Task data:
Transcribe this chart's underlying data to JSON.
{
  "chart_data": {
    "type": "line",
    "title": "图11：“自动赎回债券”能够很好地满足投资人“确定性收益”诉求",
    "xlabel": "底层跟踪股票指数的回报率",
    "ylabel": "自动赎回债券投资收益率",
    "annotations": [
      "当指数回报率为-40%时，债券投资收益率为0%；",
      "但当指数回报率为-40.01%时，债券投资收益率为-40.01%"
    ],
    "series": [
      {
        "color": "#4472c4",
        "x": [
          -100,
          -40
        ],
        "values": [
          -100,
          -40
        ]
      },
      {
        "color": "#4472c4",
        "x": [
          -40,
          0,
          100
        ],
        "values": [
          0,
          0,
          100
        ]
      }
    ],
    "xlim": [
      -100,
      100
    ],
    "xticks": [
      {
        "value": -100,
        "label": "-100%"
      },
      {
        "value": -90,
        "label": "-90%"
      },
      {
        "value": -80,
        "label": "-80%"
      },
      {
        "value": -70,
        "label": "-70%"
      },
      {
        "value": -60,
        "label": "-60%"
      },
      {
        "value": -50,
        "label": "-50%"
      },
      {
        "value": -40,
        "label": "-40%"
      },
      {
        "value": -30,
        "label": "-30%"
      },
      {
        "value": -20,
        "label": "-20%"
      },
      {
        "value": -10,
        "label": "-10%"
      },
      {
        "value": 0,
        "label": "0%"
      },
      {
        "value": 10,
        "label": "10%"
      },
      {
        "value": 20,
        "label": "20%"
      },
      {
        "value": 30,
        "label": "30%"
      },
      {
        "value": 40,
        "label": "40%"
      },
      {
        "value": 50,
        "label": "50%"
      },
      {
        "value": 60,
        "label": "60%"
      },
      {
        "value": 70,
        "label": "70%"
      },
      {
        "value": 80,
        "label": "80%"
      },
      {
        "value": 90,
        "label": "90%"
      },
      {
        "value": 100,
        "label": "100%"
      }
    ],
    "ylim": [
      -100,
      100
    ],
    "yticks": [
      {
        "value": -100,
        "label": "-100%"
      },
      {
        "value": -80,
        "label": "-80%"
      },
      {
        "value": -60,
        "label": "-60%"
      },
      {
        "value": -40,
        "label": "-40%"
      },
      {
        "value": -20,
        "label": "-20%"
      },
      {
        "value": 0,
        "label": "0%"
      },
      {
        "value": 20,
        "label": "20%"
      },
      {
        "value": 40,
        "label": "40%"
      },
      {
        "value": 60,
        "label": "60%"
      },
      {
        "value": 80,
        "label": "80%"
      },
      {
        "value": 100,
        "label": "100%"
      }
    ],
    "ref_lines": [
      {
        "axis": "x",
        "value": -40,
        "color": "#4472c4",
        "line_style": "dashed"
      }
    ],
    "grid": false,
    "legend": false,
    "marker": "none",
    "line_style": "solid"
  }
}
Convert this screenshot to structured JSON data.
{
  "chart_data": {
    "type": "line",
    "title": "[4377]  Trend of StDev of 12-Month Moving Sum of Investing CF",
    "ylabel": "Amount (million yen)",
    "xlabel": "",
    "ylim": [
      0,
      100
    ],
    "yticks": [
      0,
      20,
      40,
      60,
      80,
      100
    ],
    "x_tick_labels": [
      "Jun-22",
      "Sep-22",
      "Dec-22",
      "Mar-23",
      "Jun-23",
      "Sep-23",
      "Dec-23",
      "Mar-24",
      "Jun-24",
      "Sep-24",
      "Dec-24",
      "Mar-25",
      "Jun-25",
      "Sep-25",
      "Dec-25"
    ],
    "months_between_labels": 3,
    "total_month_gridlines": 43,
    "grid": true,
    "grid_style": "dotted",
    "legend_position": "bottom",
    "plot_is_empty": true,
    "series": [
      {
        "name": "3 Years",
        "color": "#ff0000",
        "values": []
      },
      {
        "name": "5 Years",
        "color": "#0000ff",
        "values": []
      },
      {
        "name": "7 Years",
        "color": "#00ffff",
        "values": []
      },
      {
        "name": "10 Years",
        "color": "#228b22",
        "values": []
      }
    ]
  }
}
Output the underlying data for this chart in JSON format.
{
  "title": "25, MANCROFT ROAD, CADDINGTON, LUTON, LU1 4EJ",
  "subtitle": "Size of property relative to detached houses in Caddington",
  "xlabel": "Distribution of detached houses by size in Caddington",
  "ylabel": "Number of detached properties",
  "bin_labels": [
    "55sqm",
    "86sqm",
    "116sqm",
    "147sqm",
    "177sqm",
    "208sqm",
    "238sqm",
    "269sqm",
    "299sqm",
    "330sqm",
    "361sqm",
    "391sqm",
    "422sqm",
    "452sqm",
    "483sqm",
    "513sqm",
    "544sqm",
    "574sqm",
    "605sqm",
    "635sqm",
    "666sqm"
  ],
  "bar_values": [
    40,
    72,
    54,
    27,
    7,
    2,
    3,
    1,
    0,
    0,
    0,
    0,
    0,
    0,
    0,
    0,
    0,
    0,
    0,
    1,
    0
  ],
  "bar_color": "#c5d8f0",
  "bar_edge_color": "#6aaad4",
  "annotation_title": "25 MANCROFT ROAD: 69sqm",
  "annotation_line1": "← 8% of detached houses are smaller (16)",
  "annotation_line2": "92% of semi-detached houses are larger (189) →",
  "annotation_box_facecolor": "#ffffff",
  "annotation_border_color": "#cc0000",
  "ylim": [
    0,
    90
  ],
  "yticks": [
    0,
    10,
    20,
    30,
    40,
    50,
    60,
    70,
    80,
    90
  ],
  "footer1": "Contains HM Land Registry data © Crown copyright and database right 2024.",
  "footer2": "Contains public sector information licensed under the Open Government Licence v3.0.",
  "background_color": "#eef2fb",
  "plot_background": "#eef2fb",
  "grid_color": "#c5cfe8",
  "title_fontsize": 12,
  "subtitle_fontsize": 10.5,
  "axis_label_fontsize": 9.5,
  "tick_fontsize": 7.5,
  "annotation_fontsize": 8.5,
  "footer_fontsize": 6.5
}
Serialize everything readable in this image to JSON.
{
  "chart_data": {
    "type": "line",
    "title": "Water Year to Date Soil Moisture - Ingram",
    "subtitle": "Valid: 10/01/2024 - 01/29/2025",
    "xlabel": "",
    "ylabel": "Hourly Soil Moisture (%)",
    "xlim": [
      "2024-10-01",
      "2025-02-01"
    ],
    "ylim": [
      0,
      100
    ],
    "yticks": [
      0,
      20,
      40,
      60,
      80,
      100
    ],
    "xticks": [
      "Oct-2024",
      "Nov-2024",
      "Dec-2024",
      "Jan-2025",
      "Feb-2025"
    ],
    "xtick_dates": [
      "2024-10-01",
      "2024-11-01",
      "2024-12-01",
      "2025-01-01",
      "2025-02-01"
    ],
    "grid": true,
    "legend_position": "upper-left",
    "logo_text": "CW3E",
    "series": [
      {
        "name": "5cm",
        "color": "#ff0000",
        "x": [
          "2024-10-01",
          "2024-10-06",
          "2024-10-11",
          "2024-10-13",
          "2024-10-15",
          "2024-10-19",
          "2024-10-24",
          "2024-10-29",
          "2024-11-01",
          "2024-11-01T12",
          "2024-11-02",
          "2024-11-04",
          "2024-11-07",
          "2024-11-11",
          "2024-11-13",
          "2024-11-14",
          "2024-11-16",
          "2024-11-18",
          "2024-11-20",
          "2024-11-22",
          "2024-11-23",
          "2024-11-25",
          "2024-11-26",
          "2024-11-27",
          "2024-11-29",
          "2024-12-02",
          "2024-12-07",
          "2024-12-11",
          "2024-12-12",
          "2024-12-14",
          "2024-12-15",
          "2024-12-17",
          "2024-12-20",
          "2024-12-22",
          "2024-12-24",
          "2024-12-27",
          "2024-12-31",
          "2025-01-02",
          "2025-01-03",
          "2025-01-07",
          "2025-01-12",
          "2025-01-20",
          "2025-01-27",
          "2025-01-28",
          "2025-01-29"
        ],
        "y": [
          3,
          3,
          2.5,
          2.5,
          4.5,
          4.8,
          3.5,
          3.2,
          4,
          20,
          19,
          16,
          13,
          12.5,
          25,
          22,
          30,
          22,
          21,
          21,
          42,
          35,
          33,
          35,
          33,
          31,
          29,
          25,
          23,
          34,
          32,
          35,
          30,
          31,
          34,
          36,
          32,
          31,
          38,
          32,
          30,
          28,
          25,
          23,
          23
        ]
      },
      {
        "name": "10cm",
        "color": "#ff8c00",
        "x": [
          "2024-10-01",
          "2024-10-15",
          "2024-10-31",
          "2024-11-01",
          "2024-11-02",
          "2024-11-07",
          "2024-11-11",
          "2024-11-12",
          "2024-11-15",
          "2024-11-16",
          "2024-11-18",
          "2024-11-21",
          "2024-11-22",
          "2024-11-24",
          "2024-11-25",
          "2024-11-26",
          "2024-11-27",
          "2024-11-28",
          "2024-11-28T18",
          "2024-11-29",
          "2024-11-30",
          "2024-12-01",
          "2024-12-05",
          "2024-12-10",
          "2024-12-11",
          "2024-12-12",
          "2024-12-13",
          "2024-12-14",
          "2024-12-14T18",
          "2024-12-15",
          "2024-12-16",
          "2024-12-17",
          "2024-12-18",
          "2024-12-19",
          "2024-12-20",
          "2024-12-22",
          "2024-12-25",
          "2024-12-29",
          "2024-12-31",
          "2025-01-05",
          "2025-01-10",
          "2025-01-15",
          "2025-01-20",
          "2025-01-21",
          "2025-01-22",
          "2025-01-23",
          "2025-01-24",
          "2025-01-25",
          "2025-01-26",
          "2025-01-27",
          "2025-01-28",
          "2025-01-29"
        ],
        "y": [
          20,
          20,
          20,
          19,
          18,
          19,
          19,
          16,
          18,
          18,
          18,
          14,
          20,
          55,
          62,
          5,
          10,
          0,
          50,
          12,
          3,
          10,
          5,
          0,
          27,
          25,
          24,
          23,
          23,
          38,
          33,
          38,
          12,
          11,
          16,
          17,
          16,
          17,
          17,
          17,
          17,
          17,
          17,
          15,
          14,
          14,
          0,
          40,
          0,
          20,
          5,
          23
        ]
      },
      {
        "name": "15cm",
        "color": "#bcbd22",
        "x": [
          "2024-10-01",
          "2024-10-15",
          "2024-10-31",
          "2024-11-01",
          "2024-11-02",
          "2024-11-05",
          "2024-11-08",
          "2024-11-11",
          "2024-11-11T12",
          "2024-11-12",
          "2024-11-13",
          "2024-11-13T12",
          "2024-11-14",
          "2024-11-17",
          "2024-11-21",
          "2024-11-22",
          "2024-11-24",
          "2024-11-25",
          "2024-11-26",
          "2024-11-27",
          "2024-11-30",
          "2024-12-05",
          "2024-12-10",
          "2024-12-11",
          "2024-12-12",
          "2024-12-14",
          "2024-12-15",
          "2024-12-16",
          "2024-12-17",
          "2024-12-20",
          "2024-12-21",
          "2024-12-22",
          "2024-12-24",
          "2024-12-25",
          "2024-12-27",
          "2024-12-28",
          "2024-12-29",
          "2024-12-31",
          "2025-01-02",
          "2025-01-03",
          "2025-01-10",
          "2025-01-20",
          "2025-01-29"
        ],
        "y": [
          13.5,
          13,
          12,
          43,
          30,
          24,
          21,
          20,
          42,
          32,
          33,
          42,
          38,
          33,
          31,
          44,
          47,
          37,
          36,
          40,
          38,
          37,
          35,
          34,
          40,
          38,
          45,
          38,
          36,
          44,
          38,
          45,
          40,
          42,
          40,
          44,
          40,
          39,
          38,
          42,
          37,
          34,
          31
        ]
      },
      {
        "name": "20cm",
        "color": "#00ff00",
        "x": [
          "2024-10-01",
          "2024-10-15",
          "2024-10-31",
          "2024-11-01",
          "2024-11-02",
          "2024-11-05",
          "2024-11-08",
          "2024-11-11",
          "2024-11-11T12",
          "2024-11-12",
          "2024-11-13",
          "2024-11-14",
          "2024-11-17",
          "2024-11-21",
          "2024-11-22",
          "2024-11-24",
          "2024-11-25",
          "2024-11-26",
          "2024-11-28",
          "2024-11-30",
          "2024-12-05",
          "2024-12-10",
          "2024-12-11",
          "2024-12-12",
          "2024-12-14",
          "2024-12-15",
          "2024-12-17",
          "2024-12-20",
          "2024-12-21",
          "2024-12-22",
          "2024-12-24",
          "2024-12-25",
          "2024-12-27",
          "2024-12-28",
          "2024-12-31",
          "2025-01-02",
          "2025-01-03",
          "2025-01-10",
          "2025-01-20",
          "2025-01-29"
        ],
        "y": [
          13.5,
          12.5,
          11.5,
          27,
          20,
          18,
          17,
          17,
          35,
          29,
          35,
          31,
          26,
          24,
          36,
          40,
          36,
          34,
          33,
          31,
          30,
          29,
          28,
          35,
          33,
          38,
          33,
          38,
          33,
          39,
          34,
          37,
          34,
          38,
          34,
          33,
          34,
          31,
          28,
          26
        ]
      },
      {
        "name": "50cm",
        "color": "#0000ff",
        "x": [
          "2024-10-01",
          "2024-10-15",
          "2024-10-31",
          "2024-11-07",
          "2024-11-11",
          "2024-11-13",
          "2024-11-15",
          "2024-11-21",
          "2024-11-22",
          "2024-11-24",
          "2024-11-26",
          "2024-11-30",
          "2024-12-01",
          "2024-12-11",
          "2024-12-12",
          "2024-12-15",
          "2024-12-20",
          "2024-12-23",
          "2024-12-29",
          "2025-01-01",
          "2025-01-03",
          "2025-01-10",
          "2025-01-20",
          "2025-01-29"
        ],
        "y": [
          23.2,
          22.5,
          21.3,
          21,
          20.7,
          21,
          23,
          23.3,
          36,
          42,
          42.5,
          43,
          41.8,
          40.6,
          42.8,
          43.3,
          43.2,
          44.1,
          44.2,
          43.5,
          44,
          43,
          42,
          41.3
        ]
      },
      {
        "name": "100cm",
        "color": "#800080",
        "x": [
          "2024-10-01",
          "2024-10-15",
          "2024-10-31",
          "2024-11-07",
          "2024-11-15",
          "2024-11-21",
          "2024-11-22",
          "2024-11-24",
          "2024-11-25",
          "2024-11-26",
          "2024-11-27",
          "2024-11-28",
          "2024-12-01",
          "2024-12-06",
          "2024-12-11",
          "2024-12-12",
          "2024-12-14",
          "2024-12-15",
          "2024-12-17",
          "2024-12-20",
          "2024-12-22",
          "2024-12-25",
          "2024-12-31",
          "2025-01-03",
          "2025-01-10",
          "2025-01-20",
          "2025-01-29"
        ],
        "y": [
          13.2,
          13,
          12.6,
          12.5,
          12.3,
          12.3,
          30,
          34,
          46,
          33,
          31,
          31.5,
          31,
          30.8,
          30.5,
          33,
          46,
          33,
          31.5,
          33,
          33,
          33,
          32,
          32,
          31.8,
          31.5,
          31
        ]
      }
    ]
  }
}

Goal of the exercise: Copy, from the material above, each line in which the string "this" occurs.

Task result:
Transcribe this chart's underlying data to JSON.
Convert this screenshot to structured JSON data.
Output the underlying data for this chart in JSON format.
Serialize everything readable in this image to JSON.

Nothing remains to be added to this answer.